▶ [JOB]: Pull each line holding "name" out of the entries below.

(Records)
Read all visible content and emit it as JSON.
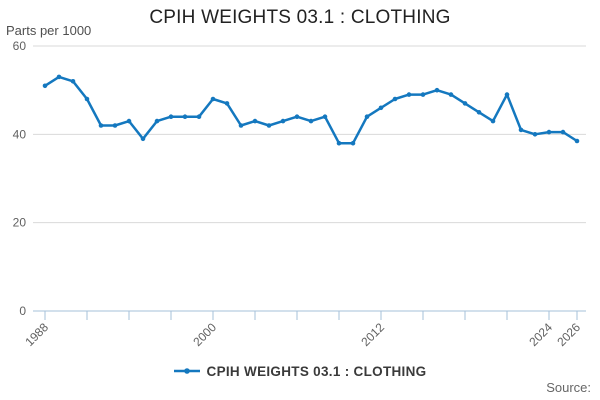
{
  "header": {
    "title": "CPIH WEIGHTS 03.1 : CLOTHING"
  },
  "y_axis": {
    "unit_label": "Parts per 1000"
  },
  "legend": {
    "label": "CPIH WEIGHTS 03.1 : CLOTHING"
  },
  "footer": {
    "source_label": "Source:"
  },
  "colors": {
    "line": "#1478bf",
    "gridline": "#d9d9d9",
    "axis": "#a6c0da",
    "tick_text": "#616161",
    "title_text": "#222222",
    "legend_text": "#3a3a3a",
    "source_text": "#666666",
    "background": "#ffffff"
  },
  "chart_data": {
    "type": "line",
    "title": "CPIH WEIGHTS 03.1 : CLOTHING",
    "xlabel": "",
    "ylabel": "Parts per 1000",
    "x": [
      1988,
      1989,
      1990,
      1991,
      1992,
      1993,
      1994,
      1995,
      1996,
      1997,
      1998,
      1999,
      2000,
      2001,
      2002,
      2003,
      2004,
      2005,
      2006,
      2007,
      2008,
      2009,
      2010,
      2011,
      2012,
      2013,
      2014,
      2015,
      2016,
      2017,
      2018,
      2019,
      2020,
      2021,
      2022,
      2023,
      2024,
      2025,
      2026
    ],
    "series": [
      {
        "name": "CPIH WEIGHTS 03.1 : CLOTHING",
        "values": [
          51,
          53,
          52,
          48,
          42,
          42,
          43,
          39,
          43,
          44,
          44,
          44,
          48,
          47,
          42,
          43,
          42,
          43,
          44,
          43,
          44,
          38,
          38,
          44,
          46,
          48,
          49,
          49,
          50,
          49,
          47,
          45,
          43,
          49,
          41,
          40,
          40.5,
          40.5,
          38.5
        ]
      }
    ],
    "xlim": [
      1988,
      2026
    ],
    "ylim": [
      0,
      60
    ],
    "y_ticks": [
      0,
      20,
      40,
      60
    ],
    "y_gridlines": [
      20,
      40,
      60
    ],
    "x_ticks": [
      1988,
      1991,
      1994,
      1997,
      2000,
      2003,
      2006,
      2009,
      2012,
      2015,
      2018,
      2021,
      2024,
      2026
    ],
    "x_tick_labels": [
      "1988",
      "2000",
      "2012",
      "2024",
      "2026"
    ],
    "grid": "horizontal-only",
    "legend_position": "bottom",
    "marker": "circle"
  }
}
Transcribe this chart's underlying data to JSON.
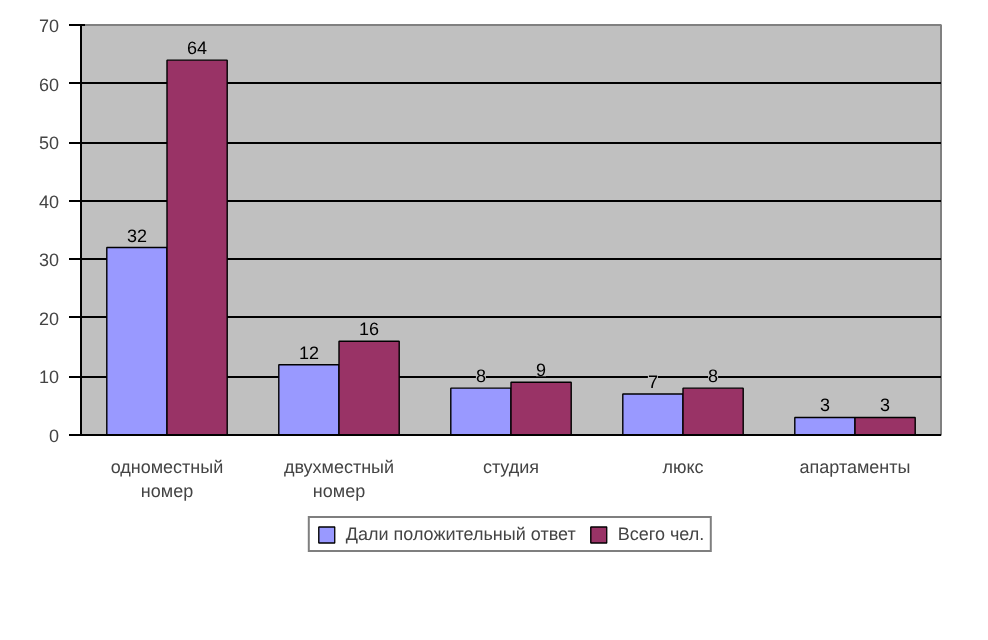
{
  "chart_data": {
    "type": "bar",
    "categories": [
      "одноместный номер",
      "двухместный номер",
      "студия",
      "люкс",
      "апартаменты"
    ],
    "series": [
      {
        "name": "Дали положительный ответ",
        "color": "#9999ff",
        "values": [
          32,
          12,
          8,
          7,
          3
        ]
      },
      {
        "name": "Всего чел.",
        "color": "#993366",
        "values": [
          64,
          16,
          9,
          8,
          3
        ]
      }
    ],
    "ylim": [
      0,
      70
    ],
    "yticks": [
      0,
      10,
      20,
      30,
      40,
      50,
      60,
      70
    ],
    "grid": "y",
    "legend": "bottom",
    "data_labels": true
  }
}
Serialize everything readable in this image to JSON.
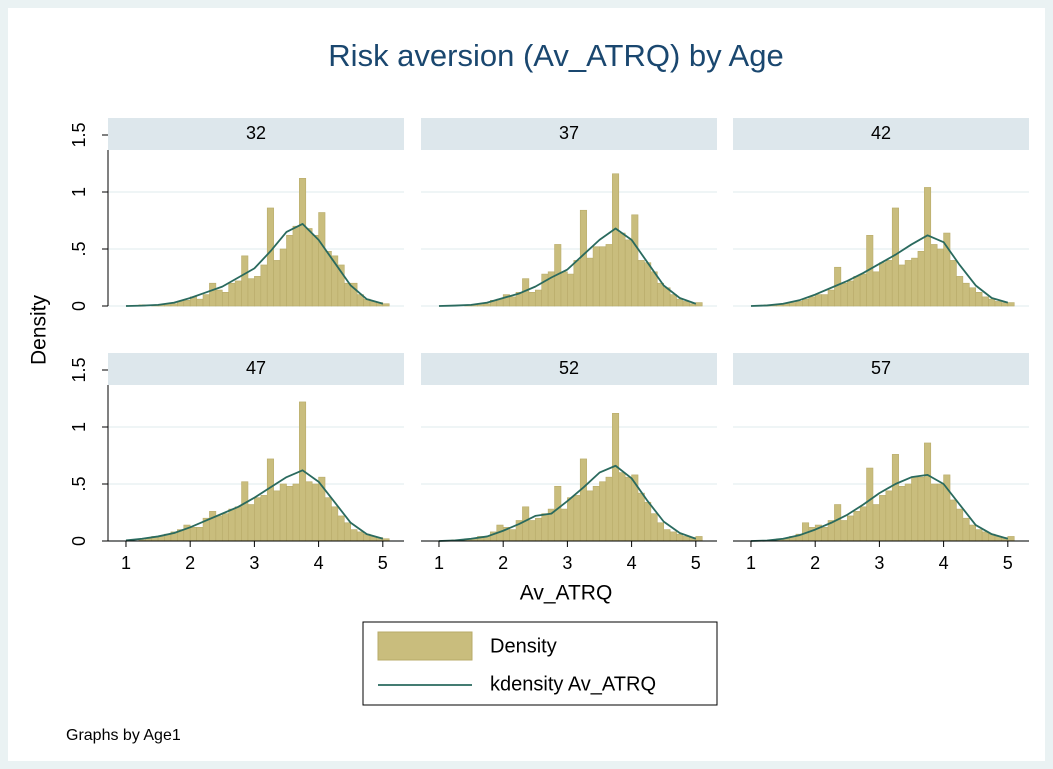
{
  "chart_data": {
    "type": "histogram",
    "title": "Risk aversion (Av_ATRQ) by Age",
    "xlabel": "Av_ATRQ",
    "ylabel": "Density",
    "note": "Graphs by Age1",
    "xlim": [
      0.72,
      5.33
    ],
    "xticks": [
      1,
      2,
      3,
      4,
      5
    ],
    "ylim": [
      0,
      1.5
    ],
    "yticks": [
      0,
      {
        "value": 0.5,
        "label": ".5"
      },
      1,
      1.5
    ],
    "grid": true,
    "bar_color": "#c9bd7d",
    "line_color": "#2a6a5e",
    "legend": {
      "items": [
        "Density",
        "kdensity Av_ATRQ"
      ],
      "position": "bottom"
    },
    "bins": [
      1,
      1.1,
      1.2,
      1.3,
      1.4,
      1.5,
      1.6,
      1.7,
      1.8,
      1.9,
      2,
      2.1,
      2.2,
      2.3,
      2.4,
      2.5,
      2.6,
      2.7,
      2.8,
      2.9,
      3,
      3.1,
      3.2,
      3.3,
      3.4,
      3.5,
      3.6,
      3.7,
      3.8,
      3.9,
      4,
      4.1,
      4.2,
      4.3,
      4.4,
      4.5,
      4.6,
      4.7,
      4.8,
      4.9,
      5,
      5.1
    ],
    "kde_x": [
      1,
      1.25,
      1.5,
      1.75,
      2,
      2.25,
      2.5,
      2.75,
      3,
      3.25,
      3.5,
      3.75,
      4,
      4.25,
      4.5,
      4.75,
      5
    ],
    "panels": [
      {
        "label": "32",
        "values": [
          0,
          0,
          0.01,
          0,
          0.01,
          0.01,
          0.02,
          0.02,
          0.04,
          0.05,
          0.08,
          0.06,
          0.1,
          0.2,
          0.14,
          0.12,
          0.2,
          0.22,
          0.44,
          0.24,
          0.26,
          0.36,
          0.86,
          0.4,
          0.5,
          0.62,
          0.7,
          1.12,
          0.68,
          0.62,
          0.82,
          0.48,
          0.44,
          0.36,
          0.2,
          0.2,
          0.1,
          0.06,
          0.04,
          0.03,
          0.02
        ],
        "kdensity": [
          0,
          0.003,
          0.01,
          0.03,
          0.07,
          0.12,
          0.17,
          0.25,
          0.33,
          0.48,
          0.65,
          0.72,
          0.58,
          0.38,
          0.18,
          0.06,
          0.02
        ]
      },
      {
        "label": "37",
        "values": [
          0,
          0,
          0,
          0,
          0.01,
          0.01,
          0.02,
          0.02,
          0.05,
          0.06,
          0.1,
          0.08,
          0.12,
          0.24,
          0.12,
          0.14,
          0.28,
          0.3,
          0.54,
          0.3,
          0.28,
          0.4,
          0.84,
          0.42,
          0.52,
          0.52,
          0.54,
          1.16,
          0.64,
          0.58,
          0.8,
          0.4,
          0.38,
          0.3,
          0.2,
          0.16,
          0.1,
          0.06,
          0.04,
          0.02,
          0.03
        ],
        "kdensity": [
          0,
          0.004,
          0.01,
          0.03,
          0.07,
          0.11,
          0.17,
          0.25,
          0.32,
          0.45,
          0.58,
          0.68,
          0.58,
          0.38,
          0.18,
          0.07,
          0.02
        ]
      },
      {
        "label": "42",
        "values": [
          0,
          0,
          0.01,
          0.01,
          0.01,
          0.02,
          0.03,
          0.04,
          0.06,
          0.08,
          0.1,
          0.1,
          0.14,
          0.34,
          0.2,
          0.22,
          0.26,
          0.28,
          0.62,
          0.3,
          0.38,
          0.4,
          0.86,
          0.36,
          0.4,
          0.42,
          0.48,
          1.04,
          0.54,
          0.5,
          0.64,
          0.4,
          0.26,
          0.2,
          0.16,
          0.12,
          0.08,
          0.06,
          0.04,
          0.03,
          0.03
        ],
        "kdensity": [
          0,
          0.005,
          0.02,
          0.05,
          0.1,
          0.16,
          0.22,
          0.29,
          0.37,
          0.45,
          0.54,
          0.62,
          0.56,
          0.36,
          0.18,
          0.07,
          0.03
        ]
      },
      {
        "label": "47",
        "values": [
          0,
          0,
          0.01,
          0.02,
          0.04,
          0.04,
          0.06,
          0.08,
          0.1,
          0.14,
          0.12,
          0.12,
          0.2,
          0.26,
          0.22,
          0.24,
          0.28,
          0.3,
          0.52,
          0.32,
          0.38,
          0.4,
          0.72,
          0.44,
          0.5,
          0.48,
          0.5,
          1.22,
          0.52,
          0.5,
          0.56,
          0.38,
          0.3,
          0.22,
          0.16,
          0.1,
          0.08,
          0.06,
          0.04,
          0.03,
          0.02
        ],
        "kdensity": [
          0.005,
          0.02,
          0.04,
          0.07,
          0.12,
          0.18,
          0.24,
          0.3,
          0.38,
          0.47,
          0.56,
          0.62,
          0.52,
          0.34,
          0.16,
          0.06,
          0.02
        ]
      },
      {
        "label": "52",
        "values": [
          0,
          0,
          0.01,
          0.01,
          0.02,
          0.02,
          0.04,
          0.04,
          0.08,
          0.14,
          0.12,
          0.1,
          0.18,
          0.3,
          0.18,
          0.2,
          0.24,
          0.28,
          0.48,
          0.28,
          0.38,
          0.4,
          0.72,
          0.44,
          0.48,
          0.52,
          0.56,
          1.12,
          0.6,
          0.56,
          0.58,
          0.42,
          0.34,
          0.24,
          0.16,
          0.1,
          0.08,
          0.06,
          0.04,
          0.03,
          0.04
        ],
        "kdensity": [
          0,
          0.005,
          0.02,
          0.04,
          0.09,
          0.15,
          0.22,
          0.24,
          0.35,
          0.47,
          0.6,
          0.66,
          0.55,
          0.35,
          0.17,
          0.07,
          0.02
        ]
      },
      {
        "label": "57",
        "values": [
          0,
          0,
          0,
          0.01,
          0.02,
          0.02,
          0.04,
          0.06,
          0.16,
          0.12,
          0.14,
          0.12,
          0.18,
          0.32,
          0.18,
          0.22,
          0.26,
          0.3,
          0.64,
          0.32,
          0.4,
          0.44,
          0.76,
          0.48,
          0.5,
          0.56,
          0.56,
          0.86,
          0.5,
          0.5,
          0.58,
          0.36,
          0.28,
          0.2,
          0.14,
          0.1,
          0.08,
          0.06,
          0.04,
          0.03,
          0.04
        ],
        "kdensity": [
          0,
          0.004,
          0.02,
          0.05,
          0.1,
          0.16,
          0.23,
          0.32,
          0.42,
          0.5,
          0.56,
          0.58,
          0.5,
          0.32,
          0.14,
          0.06,
          0.02
        ]
      }
    ]
  }
}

▶ [EXERCISE SOLUTION]:
        "name": "CPIH WEIGHTS 03.1 : CLOTHING",
        "name": "Дали положительный ответ",
        "name": "Всего чел.",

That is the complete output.